-- Task objective --
Track down each line that has the word "this" and copy it.

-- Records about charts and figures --
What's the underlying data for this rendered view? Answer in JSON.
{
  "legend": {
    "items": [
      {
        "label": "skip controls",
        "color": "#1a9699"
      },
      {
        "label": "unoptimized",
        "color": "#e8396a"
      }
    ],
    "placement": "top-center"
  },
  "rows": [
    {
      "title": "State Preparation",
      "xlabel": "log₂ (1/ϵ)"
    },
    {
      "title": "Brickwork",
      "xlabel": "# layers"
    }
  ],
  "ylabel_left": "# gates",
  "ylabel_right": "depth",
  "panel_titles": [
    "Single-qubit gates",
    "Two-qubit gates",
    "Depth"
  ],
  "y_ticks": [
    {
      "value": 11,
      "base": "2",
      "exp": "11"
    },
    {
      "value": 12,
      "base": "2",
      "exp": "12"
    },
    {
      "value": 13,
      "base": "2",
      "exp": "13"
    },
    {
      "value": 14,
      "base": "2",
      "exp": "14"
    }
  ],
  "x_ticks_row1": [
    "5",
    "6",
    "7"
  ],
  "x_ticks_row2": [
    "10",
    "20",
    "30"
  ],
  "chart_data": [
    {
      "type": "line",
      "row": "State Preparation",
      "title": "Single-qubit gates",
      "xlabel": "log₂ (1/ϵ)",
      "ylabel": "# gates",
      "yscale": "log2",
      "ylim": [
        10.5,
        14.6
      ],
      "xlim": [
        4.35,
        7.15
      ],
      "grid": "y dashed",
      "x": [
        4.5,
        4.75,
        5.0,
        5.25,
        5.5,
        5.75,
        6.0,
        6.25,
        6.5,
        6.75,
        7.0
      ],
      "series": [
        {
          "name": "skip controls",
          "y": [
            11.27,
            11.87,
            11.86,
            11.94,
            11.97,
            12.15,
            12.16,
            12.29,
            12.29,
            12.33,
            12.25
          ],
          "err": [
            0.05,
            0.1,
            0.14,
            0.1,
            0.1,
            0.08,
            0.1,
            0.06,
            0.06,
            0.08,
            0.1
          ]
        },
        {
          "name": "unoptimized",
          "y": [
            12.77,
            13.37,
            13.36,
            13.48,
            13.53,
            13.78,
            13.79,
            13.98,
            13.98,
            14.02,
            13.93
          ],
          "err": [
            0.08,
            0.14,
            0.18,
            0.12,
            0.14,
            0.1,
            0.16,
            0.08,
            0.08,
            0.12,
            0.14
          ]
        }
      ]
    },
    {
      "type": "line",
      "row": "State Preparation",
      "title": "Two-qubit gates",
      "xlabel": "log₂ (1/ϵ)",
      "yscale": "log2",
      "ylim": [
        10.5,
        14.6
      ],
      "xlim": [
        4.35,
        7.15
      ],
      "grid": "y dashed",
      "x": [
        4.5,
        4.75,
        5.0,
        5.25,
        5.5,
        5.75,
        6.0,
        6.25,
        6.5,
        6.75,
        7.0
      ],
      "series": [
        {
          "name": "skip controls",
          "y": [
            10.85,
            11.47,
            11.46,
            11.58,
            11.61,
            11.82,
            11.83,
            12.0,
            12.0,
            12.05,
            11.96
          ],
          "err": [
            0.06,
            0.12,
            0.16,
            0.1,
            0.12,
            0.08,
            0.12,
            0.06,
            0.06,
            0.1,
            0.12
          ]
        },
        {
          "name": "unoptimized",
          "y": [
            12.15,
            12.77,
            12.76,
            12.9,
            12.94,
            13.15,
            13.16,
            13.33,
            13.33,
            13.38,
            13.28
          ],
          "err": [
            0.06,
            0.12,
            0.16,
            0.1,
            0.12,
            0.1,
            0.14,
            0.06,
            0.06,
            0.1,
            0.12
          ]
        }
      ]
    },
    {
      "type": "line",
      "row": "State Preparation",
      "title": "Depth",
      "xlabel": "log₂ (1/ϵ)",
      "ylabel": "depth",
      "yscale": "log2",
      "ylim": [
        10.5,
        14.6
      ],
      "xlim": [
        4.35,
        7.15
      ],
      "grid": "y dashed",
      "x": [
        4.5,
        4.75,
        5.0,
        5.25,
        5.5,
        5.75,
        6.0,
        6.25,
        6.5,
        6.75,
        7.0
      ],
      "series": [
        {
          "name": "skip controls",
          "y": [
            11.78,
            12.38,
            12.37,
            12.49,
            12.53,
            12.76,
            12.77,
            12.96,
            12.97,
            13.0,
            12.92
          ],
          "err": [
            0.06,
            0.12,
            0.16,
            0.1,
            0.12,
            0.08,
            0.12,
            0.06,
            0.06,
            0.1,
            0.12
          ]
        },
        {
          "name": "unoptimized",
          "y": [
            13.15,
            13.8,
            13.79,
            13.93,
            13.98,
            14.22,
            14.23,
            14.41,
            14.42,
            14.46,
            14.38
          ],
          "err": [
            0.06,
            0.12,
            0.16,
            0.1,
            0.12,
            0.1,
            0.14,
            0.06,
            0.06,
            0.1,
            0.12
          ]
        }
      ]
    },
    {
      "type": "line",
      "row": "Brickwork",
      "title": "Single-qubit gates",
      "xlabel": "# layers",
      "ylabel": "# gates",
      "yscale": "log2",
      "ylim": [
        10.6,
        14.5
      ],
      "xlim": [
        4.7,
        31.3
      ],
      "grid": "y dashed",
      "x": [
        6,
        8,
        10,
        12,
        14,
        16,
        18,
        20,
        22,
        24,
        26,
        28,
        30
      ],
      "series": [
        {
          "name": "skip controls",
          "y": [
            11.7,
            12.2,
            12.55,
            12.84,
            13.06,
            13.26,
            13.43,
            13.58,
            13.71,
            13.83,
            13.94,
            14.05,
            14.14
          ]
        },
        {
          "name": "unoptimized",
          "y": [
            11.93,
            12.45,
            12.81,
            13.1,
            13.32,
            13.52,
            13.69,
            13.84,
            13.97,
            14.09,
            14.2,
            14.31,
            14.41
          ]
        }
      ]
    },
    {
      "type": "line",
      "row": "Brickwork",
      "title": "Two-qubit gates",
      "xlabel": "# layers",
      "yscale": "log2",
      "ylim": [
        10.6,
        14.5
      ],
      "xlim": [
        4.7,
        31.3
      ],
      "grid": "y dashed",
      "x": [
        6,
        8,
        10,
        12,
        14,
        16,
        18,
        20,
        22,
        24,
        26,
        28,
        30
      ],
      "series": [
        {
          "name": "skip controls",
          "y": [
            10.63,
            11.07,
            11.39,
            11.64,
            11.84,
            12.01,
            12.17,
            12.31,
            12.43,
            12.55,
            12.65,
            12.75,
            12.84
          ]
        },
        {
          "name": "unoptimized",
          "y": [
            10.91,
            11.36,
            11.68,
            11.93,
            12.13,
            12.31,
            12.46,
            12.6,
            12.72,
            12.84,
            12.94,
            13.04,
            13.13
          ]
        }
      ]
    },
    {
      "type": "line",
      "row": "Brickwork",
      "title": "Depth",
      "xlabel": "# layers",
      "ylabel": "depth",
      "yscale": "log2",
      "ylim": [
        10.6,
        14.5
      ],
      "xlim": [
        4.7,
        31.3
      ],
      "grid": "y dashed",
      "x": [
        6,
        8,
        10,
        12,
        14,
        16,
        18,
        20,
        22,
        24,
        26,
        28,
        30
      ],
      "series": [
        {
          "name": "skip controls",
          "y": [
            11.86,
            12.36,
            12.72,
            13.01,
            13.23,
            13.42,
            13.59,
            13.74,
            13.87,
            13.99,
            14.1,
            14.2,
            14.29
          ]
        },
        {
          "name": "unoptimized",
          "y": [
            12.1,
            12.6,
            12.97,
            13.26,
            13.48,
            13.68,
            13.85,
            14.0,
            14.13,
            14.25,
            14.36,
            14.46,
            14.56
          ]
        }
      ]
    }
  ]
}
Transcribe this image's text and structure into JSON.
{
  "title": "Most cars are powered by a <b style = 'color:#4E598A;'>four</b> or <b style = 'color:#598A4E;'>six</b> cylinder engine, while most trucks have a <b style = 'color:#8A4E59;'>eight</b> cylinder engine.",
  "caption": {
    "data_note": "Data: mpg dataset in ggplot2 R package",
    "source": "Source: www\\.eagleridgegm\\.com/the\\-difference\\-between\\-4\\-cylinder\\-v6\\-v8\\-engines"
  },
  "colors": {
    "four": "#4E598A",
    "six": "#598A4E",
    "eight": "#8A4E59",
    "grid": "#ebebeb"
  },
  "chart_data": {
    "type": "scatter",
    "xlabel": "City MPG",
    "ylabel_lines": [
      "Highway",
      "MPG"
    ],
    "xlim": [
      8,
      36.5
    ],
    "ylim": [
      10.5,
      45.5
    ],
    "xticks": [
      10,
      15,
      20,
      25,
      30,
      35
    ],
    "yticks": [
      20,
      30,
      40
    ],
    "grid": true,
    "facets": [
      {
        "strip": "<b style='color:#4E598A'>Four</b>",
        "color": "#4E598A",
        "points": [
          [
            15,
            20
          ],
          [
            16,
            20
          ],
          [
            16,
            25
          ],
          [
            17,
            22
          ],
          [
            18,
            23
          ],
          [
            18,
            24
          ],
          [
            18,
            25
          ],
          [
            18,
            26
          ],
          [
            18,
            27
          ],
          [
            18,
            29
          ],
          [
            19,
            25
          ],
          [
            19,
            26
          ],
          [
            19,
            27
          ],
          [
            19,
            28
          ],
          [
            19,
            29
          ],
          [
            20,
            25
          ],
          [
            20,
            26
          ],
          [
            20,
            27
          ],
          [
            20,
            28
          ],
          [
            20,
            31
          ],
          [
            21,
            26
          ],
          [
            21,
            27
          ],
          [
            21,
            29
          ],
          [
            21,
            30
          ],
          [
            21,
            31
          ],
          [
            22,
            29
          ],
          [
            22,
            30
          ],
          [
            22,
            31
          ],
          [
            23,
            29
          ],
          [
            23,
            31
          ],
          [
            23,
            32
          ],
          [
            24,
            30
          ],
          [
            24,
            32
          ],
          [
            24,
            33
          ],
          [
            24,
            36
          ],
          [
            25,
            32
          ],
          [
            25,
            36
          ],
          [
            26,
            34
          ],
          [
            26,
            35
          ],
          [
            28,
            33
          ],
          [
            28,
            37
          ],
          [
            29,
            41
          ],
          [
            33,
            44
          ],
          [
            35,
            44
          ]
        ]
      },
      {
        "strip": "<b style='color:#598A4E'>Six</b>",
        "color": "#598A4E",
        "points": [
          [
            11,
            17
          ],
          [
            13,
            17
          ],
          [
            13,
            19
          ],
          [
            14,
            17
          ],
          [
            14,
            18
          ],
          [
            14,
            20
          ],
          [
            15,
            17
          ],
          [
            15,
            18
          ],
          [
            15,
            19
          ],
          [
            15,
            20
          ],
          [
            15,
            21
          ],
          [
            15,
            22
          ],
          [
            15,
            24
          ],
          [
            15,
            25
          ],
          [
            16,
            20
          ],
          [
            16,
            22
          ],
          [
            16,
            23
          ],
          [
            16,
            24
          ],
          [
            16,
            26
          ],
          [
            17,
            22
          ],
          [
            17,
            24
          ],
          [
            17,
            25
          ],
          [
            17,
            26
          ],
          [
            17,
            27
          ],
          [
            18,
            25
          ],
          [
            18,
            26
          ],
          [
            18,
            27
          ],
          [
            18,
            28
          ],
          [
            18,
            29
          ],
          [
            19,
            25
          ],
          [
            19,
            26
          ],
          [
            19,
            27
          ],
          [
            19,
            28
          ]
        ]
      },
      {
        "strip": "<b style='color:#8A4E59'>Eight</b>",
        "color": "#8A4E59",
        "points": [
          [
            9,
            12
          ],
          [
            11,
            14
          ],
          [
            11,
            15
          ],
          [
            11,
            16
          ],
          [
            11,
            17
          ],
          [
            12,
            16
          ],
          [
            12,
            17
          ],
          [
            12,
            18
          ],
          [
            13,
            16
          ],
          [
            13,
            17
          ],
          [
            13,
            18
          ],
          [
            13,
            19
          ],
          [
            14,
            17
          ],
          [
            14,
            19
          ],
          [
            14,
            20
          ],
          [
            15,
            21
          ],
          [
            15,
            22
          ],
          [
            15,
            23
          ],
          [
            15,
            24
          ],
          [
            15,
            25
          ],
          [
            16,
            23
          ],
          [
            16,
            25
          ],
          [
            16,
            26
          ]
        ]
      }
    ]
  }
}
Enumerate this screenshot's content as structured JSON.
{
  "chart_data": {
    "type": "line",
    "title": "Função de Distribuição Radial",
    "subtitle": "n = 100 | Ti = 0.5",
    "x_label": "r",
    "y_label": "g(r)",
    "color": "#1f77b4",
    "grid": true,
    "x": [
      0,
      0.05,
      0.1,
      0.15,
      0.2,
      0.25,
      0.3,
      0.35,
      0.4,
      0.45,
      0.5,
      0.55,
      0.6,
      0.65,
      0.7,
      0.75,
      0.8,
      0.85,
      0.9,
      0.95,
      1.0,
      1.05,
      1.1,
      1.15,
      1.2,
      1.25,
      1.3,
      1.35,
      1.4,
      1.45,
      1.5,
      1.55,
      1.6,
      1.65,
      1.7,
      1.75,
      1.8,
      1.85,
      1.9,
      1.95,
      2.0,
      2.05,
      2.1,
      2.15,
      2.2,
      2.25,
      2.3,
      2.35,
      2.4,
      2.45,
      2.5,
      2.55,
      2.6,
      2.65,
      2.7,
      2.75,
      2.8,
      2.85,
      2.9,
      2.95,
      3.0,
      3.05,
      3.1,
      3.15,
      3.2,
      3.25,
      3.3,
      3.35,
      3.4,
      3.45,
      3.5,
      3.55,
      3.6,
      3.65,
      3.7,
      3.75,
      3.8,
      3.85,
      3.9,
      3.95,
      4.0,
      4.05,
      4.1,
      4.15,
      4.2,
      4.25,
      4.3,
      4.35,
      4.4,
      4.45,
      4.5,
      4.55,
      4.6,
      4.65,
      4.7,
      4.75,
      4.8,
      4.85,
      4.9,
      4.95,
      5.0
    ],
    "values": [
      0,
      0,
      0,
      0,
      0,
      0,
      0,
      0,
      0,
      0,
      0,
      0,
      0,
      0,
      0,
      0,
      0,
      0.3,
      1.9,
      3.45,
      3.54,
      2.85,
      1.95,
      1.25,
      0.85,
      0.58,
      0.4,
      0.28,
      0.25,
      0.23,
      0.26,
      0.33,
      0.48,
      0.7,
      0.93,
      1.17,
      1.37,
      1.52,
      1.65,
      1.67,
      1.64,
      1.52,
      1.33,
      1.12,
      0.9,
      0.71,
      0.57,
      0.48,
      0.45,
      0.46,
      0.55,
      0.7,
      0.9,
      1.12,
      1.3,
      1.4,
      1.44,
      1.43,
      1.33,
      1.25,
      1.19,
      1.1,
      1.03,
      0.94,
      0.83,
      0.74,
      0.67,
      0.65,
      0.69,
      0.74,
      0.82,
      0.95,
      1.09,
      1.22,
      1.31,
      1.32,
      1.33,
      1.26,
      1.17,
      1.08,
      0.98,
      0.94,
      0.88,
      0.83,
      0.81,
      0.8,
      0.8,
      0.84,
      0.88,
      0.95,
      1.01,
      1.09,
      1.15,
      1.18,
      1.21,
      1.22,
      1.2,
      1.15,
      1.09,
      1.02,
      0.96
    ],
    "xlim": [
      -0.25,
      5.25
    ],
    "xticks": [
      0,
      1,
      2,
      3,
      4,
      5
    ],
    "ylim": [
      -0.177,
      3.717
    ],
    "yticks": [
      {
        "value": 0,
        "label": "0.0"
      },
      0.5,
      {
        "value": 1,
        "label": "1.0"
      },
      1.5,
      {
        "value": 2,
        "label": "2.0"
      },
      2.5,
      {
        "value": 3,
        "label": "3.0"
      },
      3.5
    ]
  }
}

-- Worked answer --
What's the underlying data for this rendered view? Answer in JSON.
Transcribe this image's text and structure into JSON.
Enumerate this screenshot's content as structured JSON.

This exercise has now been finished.